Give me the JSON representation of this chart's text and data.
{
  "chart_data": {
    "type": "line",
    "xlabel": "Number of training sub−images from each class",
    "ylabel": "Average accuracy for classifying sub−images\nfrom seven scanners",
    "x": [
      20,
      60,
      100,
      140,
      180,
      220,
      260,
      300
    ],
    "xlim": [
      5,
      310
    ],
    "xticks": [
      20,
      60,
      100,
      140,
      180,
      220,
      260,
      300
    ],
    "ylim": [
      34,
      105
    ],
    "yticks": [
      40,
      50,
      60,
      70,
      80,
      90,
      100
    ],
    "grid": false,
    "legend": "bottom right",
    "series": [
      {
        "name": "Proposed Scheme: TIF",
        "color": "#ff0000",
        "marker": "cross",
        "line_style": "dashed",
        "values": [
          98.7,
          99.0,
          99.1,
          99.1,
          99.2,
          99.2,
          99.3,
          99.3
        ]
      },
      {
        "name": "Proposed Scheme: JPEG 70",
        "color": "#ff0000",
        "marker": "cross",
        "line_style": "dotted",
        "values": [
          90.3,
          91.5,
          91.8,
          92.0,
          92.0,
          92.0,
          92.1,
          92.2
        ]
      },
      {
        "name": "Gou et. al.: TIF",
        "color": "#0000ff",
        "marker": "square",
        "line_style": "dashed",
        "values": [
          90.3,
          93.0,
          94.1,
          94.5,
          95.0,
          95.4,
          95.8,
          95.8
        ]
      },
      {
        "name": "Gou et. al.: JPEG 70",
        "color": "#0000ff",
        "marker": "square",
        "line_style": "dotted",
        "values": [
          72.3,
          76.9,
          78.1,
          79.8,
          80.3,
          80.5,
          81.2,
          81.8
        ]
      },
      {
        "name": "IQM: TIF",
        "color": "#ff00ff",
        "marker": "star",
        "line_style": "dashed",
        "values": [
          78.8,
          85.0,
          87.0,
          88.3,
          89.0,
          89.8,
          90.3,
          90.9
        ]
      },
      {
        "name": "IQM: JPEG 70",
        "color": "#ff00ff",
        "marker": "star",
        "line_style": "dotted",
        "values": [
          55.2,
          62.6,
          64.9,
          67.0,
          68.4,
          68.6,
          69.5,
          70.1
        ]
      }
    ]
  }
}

◆ **Given request**
Restate every line of the data word for word.

◆ **Task output**
Give me the JSON representation of this chart's text and data.
{
  "chart_data": {
    "type": "line",
    "xlabel": "Number of training sub−images from each class",
    "ylabel": "Average accuracy for classifying sub−images\nfrom seven scanners",
    "x": [
      20,
      60,
      100,
      140,
      180,
      220,
      260,
      300
    ],
    "xlim": [
      5,
      310
    ],
    "xticks": [
      20,
      60,
      100,
      140,
      180,
      220,
      260,
      300
    ],
    "ylim": [
      34,
      105
    ],
    "yticks": [
      40,
      50,
      60,
      70,
      80,
      90,
      100
    ],
    "grid": false,
    "legend": "bottom right",
    "series": [
      {
        "name": "Proposed Scheme: TIF",
        "color": "#ff0000",
        "marker": "cross",
        "line_style": "dashed",
        "values": [
          98.7,
          99.0,
          99.1,
          99.1,
          99.2,
          99.2,
          99.3,
          99.3
        ]
      },
      {
        "name": "Proposed Scheme: JPEG 70",
        "color": "#ff0000",
        "marker": "cross",
        "line_style": "dotted",
        "values": [
          90.3,
          91.5,
          91.8,
          92.0,
          92.0,
          92.0,
          92.1,
          92.2
        ]
      },
      {
        "name": "Gou et. al.: TIF",
        "color": "#0000ff",
        "marker": "square",
        "line_style": "dashed",
        "values": [
          90.3,
          93.0,
          94.1,
          94.5,
          95.0,
          95.4,
          95.8,
          95.8
        ]
      },
      {
        "name": "Gou et. al.: JPEG 70",
        "color": "#0000ff",
        "marker": "square",
        "line_style": "dotted",
        "values": [
          72.3,
          76.9,
          78.1,
          79.8,
          80.3,
          80.5,
          81.2,
          81.8
        ]
      },
      {
        "name": "IQM: TIF",
        "color": "#ff00ff",
        "marker": "star",
        "line_style": "dashed",
        "values": [
          78.8,
          85.0,
          87.0,
          88.3,
          89.0,
          89.8,
          90.3,
          90.9
        ]
      },
      {
        "name": "IQM: JPEG 70",
        "color": "#ff00ff",
        "marker": "star",
        "line_style": "dotted",
        "values": [
          55.2,
          62.6,
          64.9,
          67.0,
          68.4,
          68.6,
          69.5,
          70.1
        ]
      }
    ]
  }
}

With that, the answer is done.